Stored data entries:

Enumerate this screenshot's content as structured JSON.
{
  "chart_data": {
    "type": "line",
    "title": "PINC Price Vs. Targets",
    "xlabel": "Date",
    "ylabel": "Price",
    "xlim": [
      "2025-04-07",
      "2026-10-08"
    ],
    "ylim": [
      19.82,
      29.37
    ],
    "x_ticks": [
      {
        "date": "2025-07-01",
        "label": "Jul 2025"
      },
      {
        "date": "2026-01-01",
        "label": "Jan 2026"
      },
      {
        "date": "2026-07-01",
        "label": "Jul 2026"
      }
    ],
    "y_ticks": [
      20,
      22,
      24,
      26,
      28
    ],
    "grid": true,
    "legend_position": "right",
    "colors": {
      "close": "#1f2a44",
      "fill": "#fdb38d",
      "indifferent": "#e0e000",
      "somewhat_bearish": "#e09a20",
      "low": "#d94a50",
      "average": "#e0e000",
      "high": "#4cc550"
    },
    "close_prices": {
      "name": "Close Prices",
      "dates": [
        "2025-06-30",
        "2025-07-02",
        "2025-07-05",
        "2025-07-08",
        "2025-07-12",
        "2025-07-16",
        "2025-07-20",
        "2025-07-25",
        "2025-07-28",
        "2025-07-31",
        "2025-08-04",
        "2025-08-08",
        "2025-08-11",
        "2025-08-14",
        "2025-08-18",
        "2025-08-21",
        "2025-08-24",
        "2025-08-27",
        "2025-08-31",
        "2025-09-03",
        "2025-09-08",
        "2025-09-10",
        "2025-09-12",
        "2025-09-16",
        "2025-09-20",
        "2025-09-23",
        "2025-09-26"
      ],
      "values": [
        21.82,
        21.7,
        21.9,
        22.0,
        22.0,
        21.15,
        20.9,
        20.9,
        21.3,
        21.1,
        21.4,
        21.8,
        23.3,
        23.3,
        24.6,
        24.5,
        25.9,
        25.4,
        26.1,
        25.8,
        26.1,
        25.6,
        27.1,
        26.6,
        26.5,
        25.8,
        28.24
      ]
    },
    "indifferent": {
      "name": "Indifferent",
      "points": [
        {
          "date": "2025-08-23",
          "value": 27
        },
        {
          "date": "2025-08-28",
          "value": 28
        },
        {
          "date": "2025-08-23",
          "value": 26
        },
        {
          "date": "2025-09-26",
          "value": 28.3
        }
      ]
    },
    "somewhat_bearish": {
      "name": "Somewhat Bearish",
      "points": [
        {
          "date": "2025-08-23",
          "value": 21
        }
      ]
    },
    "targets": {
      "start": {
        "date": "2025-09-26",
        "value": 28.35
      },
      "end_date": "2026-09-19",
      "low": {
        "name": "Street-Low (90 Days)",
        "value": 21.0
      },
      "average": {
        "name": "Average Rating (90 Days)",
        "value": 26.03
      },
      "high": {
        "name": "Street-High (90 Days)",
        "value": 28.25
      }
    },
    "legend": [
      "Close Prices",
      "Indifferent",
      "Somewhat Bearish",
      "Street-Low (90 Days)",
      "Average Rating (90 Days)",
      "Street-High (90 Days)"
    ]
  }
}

> **What the task requires**:
From the records above, work out how many lines contain the string "Rating". Give only the number.

> **Solution below**:
2